* CONSIGNE 1: Selon l'article sur le « non-carnaval » de Binche, combien de policiers ont été blessés à la suite d'une bagarre le dimanche soir ?
* CONSIGNE 2: Renvoyez, tel qu'il figure dans l'article sur le « non-carnaval » de Binche, le passage allant de « La journée la » jusqu'à « été plus calmes. ».

Un "non-carnaval" sans débordements majeurs

La police tire un bilan assez positif des jours gras sans festivités officielles.

Ugo Petropoulos
Un "non-carnaval" sans débordements majeurs

Malgré l’annulation des festivités carnavalesques, les Binchois ont été nombreux à déambuler dans les rues de la cité du Gille et à se retrouver autour de multiples verres dans les cafés du centre. Malgré cet afflux de gens venus fêter un non-événement, et pour lequel aucun dispositif spécifique de sécurité n’était donc prévu, la police n’a pas dû déplorer de débordements importants.

La journée la plus difficile à gérer fut celle du dimanche, où la combinaison week-end et beau temps a poussé les Binchois à sortir en masse. "Il y avait beaucoup de monde, mais l’ambiance était très bon enfant", nous indique la zone de police de Binche-Anderlues. Néanmoins, la soirée a été marquée par quelques interventions. "C’était une autre population, plutôt des jeunes gens qui étaient venus pour boire. Il y a eu quelques bagarres et des arrestations administratives."

Suite à l’une de ces bagarres, quatre policiers ont tout de même été blessés, après qu’une table leur ait été jetée quand ils ont voulu intervenir. Heureusement, les autres jours ont été plus calmes.

"Lundi, il y avait moins de monde et l’ambiance était plus familiale, avec beaucoup d’enfants. Si l’apéro confetti était interdit en rue, il a quand même eu lieu, mais dans les cafés. Quant au mardi, il y avait moins de gens que lundi, mais ils ont stagné à partir de midi jusqu’en soirée. Nous avons donc dû fermer l’accès à la Grand-Place pour une question de sécurité."

Les gens présents étaient principalement venus pour se réunir et partager le Mardi Gras ensemble. Les agents, qui avaient reçu hier du renfort des zones de police voisines et de la police fédérale, n’ont pas croisé de gilles costumés ou de batteries rebelles refusant de la mettre en sourdine sur la voie publique.

Quant à la soirée, "nous avons eu quelques débuts de bagarre entre 21h et minuit, mais celles-ci ont rapidement pris fin. Nous avons procédé à moins de 10 arrestations administratives." La fermeture des cafés est intervenue à 1h du matin, sans anicroches.

Entrées de données enregistrées
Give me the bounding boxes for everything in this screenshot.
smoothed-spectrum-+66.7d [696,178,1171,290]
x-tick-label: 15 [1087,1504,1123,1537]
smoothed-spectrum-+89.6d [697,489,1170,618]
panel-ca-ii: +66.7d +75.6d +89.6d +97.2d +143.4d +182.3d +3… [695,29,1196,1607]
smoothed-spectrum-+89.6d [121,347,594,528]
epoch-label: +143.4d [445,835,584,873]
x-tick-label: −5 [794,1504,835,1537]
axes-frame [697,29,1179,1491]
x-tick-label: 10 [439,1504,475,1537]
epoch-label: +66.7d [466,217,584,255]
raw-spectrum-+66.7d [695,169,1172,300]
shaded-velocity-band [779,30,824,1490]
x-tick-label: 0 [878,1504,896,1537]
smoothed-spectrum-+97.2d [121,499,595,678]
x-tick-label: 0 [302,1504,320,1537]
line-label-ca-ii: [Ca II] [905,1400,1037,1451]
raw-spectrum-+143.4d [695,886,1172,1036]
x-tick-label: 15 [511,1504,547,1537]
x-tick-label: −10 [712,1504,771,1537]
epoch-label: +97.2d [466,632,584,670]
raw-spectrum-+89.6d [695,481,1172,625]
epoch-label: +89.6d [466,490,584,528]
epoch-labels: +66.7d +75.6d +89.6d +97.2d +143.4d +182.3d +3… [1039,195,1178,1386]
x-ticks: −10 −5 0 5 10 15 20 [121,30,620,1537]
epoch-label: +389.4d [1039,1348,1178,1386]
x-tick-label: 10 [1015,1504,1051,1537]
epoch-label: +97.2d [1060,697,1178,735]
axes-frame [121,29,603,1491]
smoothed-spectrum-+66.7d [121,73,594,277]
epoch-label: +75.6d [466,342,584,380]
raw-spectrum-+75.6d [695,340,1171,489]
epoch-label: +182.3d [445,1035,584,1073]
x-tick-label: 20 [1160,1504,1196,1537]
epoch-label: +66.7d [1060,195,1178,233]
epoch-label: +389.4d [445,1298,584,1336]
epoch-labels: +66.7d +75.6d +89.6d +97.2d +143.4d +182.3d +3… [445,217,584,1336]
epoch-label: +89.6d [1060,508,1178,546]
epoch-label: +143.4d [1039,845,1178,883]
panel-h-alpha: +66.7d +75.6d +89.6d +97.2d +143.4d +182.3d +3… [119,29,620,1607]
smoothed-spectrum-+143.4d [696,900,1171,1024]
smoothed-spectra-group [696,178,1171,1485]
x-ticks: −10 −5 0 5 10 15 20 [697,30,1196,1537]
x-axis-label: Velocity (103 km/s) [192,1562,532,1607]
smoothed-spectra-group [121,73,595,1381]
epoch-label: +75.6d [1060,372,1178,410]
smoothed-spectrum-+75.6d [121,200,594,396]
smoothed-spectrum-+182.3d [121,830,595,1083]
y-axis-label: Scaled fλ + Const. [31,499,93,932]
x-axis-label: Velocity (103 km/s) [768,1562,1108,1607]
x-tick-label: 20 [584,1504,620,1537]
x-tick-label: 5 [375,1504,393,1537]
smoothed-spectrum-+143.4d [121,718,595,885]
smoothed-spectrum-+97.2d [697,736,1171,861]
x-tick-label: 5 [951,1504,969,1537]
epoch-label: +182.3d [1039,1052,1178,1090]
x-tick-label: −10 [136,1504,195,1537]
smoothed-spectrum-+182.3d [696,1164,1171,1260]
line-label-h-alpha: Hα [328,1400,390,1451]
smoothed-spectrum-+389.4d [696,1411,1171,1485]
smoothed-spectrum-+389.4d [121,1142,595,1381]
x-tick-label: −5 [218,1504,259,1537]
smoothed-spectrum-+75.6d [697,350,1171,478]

* SOLUTION 1: Quatre policiers ont été blessés.

* SOLUTION 2:
La journée la plus difficile à gérer fut celle du dimanche, où la combinaison week-end et beau temps a poussé les Binchois à sortir en masse. "Il y avait beaucoup de monde, mais l’ambiance était très bon enfant", nous indique la zone de police de Binche-Anderlues. Néanmoins, la soirée a été marquée par quelques interventions. "C’était une autre population, plutôt des jeunes gens qui étaient venus pour boire. Il y a eu quelques bagarres et des arrestations administratives."

Suite à l’une de ces bagarres, quatre policiers ont tout de même été blessés, après qu’une table leur ait été jetée quand ils ont voulu intervenir. Heureusement, les autres jours ont été plus calmes.